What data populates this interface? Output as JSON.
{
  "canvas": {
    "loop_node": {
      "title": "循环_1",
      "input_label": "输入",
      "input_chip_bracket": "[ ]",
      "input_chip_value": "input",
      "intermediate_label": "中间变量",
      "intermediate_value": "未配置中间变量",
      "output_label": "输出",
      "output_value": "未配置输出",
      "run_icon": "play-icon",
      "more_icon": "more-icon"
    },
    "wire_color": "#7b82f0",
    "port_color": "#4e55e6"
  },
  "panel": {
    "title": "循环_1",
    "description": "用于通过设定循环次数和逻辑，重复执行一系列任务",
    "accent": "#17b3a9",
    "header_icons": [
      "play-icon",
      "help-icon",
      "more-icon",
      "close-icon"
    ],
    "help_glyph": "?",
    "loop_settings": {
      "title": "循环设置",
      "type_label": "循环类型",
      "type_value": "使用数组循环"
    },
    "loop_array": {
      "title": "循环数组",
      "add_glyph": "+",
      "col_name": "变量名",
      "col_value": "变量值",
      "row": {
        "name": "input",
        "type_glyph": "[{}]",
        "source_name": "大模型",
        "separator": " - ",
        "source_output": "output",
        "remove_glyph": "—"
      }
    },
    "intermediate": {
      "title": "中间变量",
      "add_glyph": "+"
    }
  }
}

GIVEN EXERCISE:
Provide an exact reproduction of all the entries shown above.

ANSWER TO THE EXERCISE:
What data populates this interface? Output as JSON.
{
  "canvas": {
    "loop_node": {
      "title": "循环_1",
      "input_label": "输入",
      "input_chip_bracket": "[ ]",
      "input_chip_value": "input",
      "intermediate_label": "中间变量",
      "intermediate_value": "未配置中间变量",
      "output_label": "输出",
      "output_value": "未配置输出",
      "run_icon": "play-icon",
      "more_icon": "more-icon"
    },
    "wire_color": "#7b82f0",
    "port_color": "#4e55e6"
  },
  "panel": {
    "title": "循环_1",
    "description": "用于通过设定循环次数和逻辑，重复执行一系列任务",
    "accent": "#17b3a9",
    "header_icons": [
      "play-icon",
      "help-icon",
      "more-icon",
      "close-icon"
    ],
    "help_glyph": "?",
    "loop_settings": {
      "title": "循环设置",
      "type_label": "循环类型",
      "type_value": "使用数组循环"
    },
    "loop_array": {
      "title": "循环数组",
      "add_glyph": "+",
      "col_name": "变量名",
      "col_value": "变量值",
      "row": {
        "name": "input",
        "type_glyph": "[{}]",
        "source_name": "大模型",
        "separator": " - ",
        "source_output": "output",
        "remove_glyph": "—"
      }
    },
    "intermediate": {
      "title": "中间变量",
      "add_glyph": "+"
    }
  }
}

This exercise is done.